Exercise brief: Omit all pictures. Copy the rest of the material exactly.

==== Data for this task ====

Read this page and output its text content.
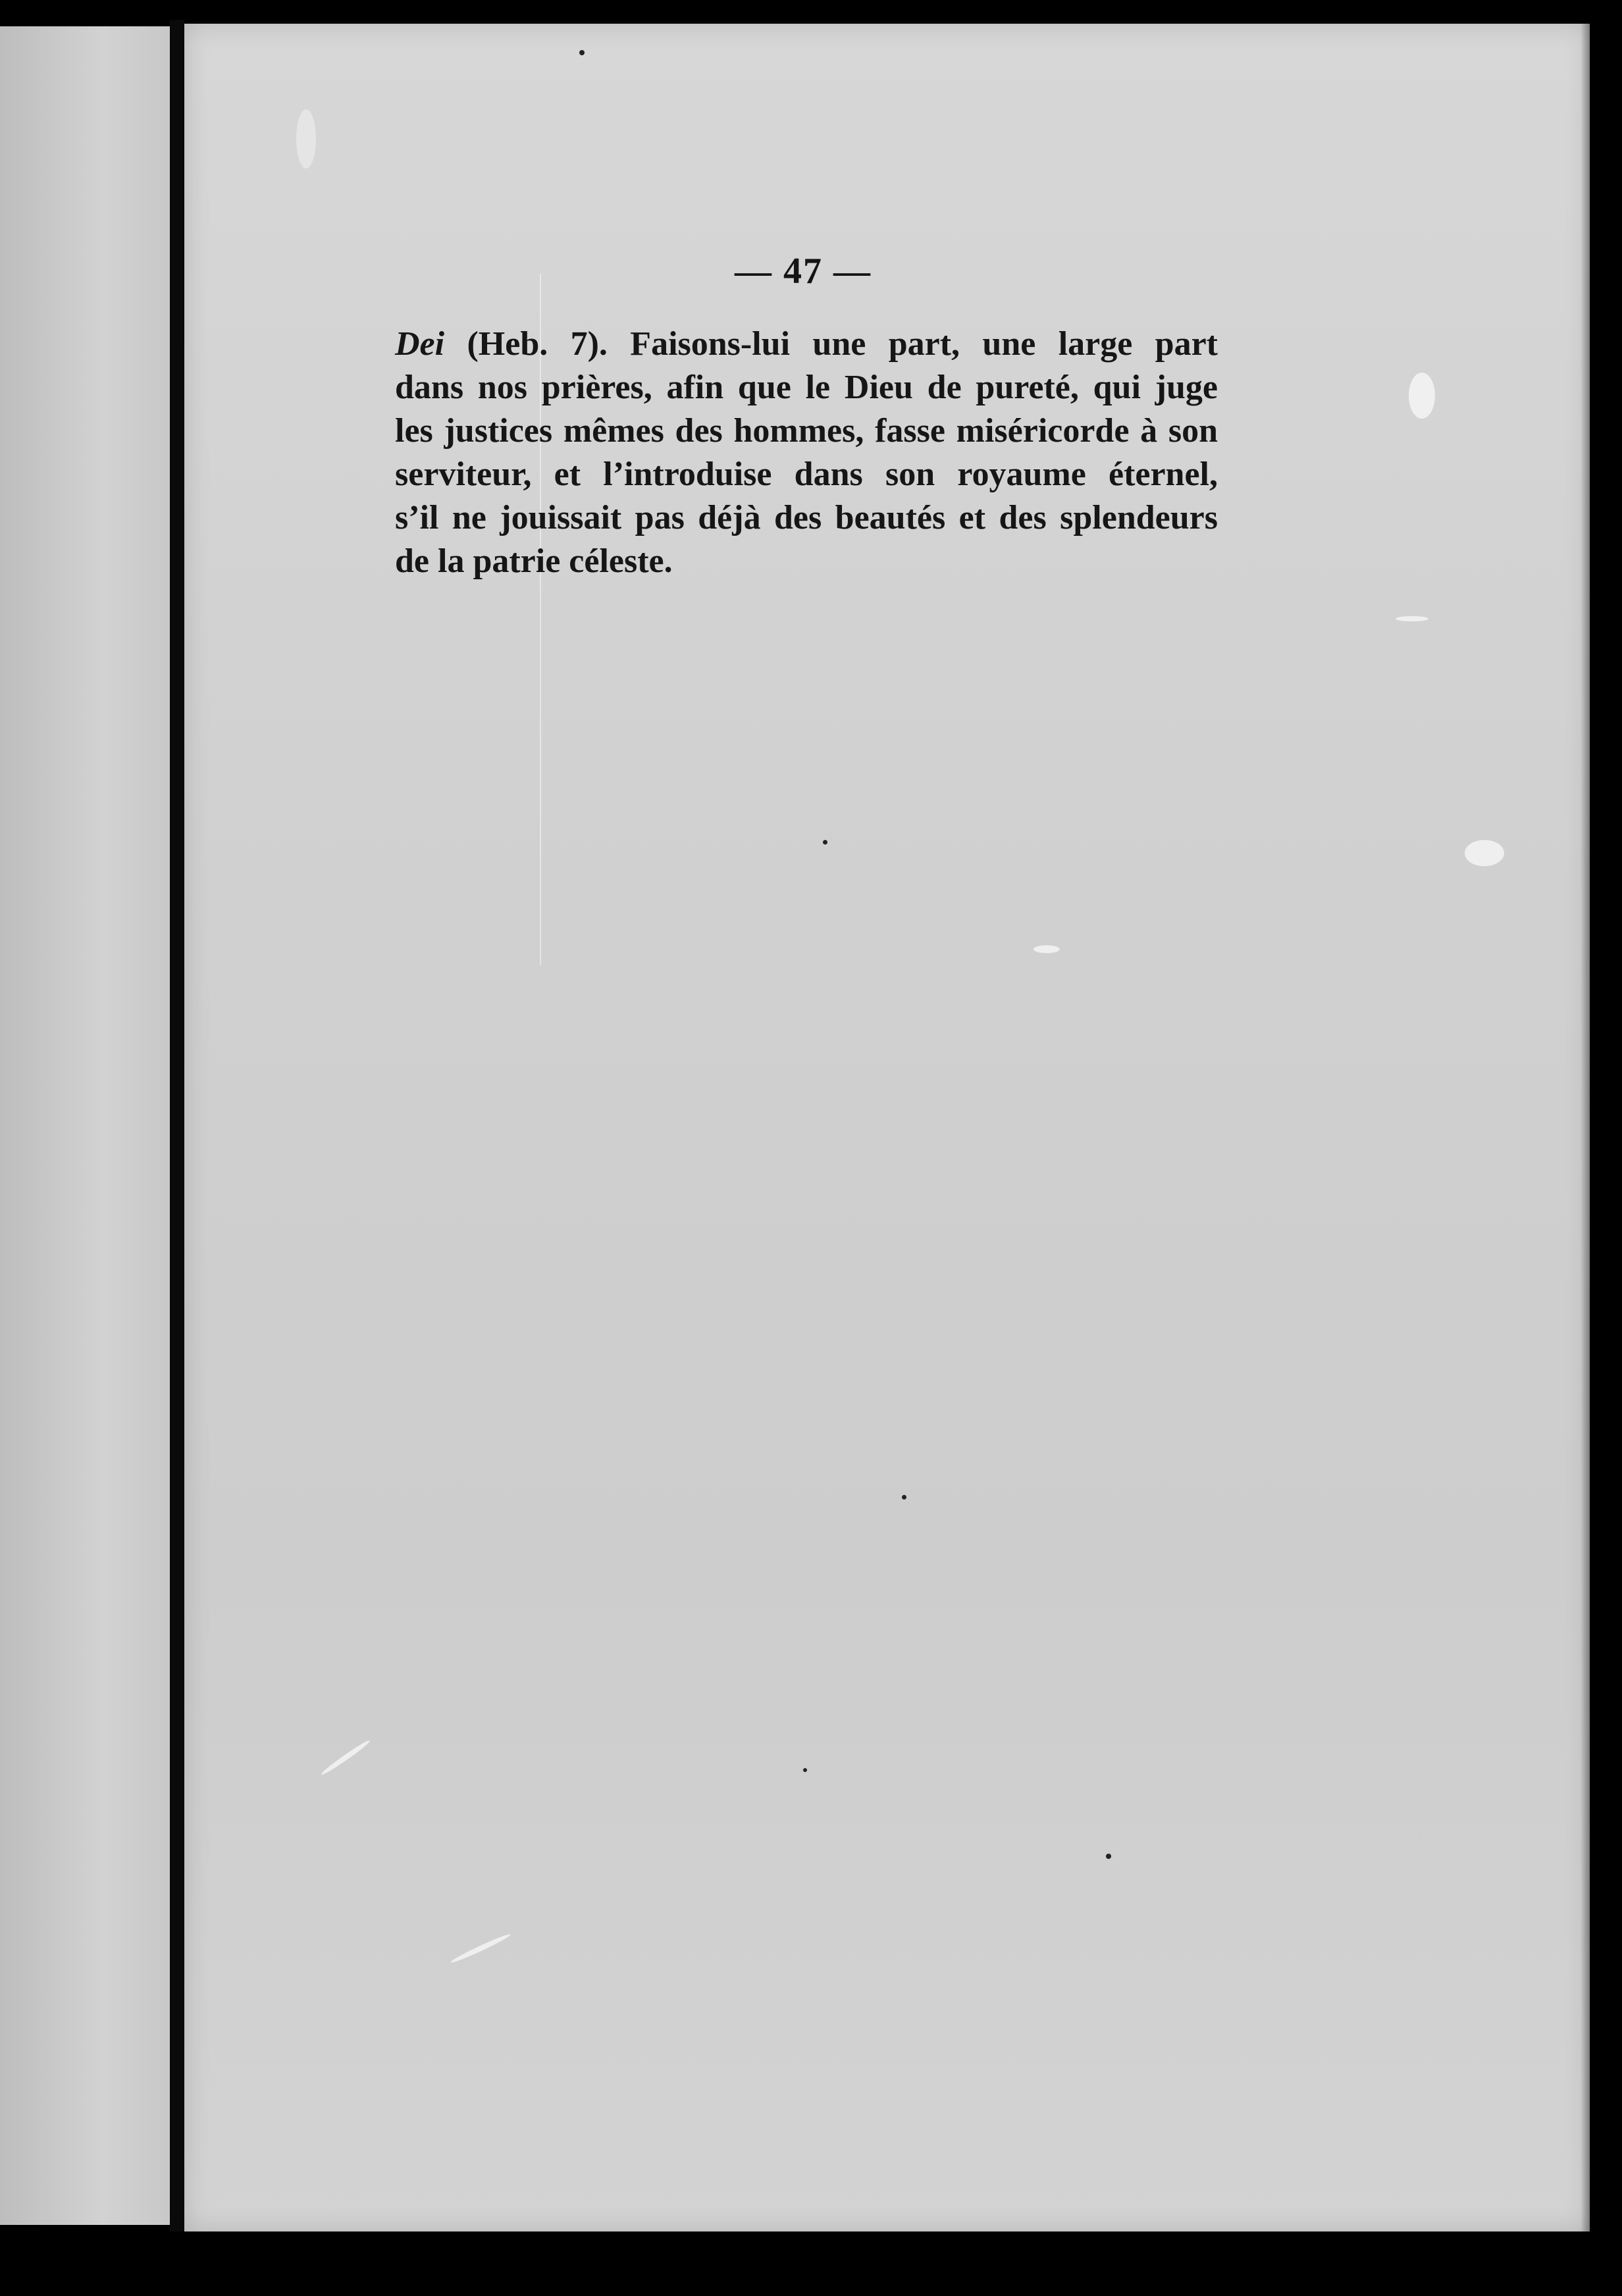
— 47 —
Dei (Heb. 7). Faisons-lui une part, une large part
dans nos prières, afin que le Dieu de pureté, qui juge
les justices mêmes des hommes, fasse miséricorde à son
serviteur, et l’introduise dans son royaume éternel,
s’il ne jouissait pas déjà des beautés et des splendeurs
de la patrie céleste.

====

Answer to this exercise:
Read this page and output its text content.
— 47 —
Dei (Heb. 7). Faisons-lui une part, une large part
dans nos prières, afin que le Dieu de pureté, qui juge
les justices mêmes des hommes, fasse miséricorde à son
serviteur, et l’introduise dans son royaume éternel,
s’il ne jouissait pas déjà des beautés et des splendeurs
de la patrie céleste.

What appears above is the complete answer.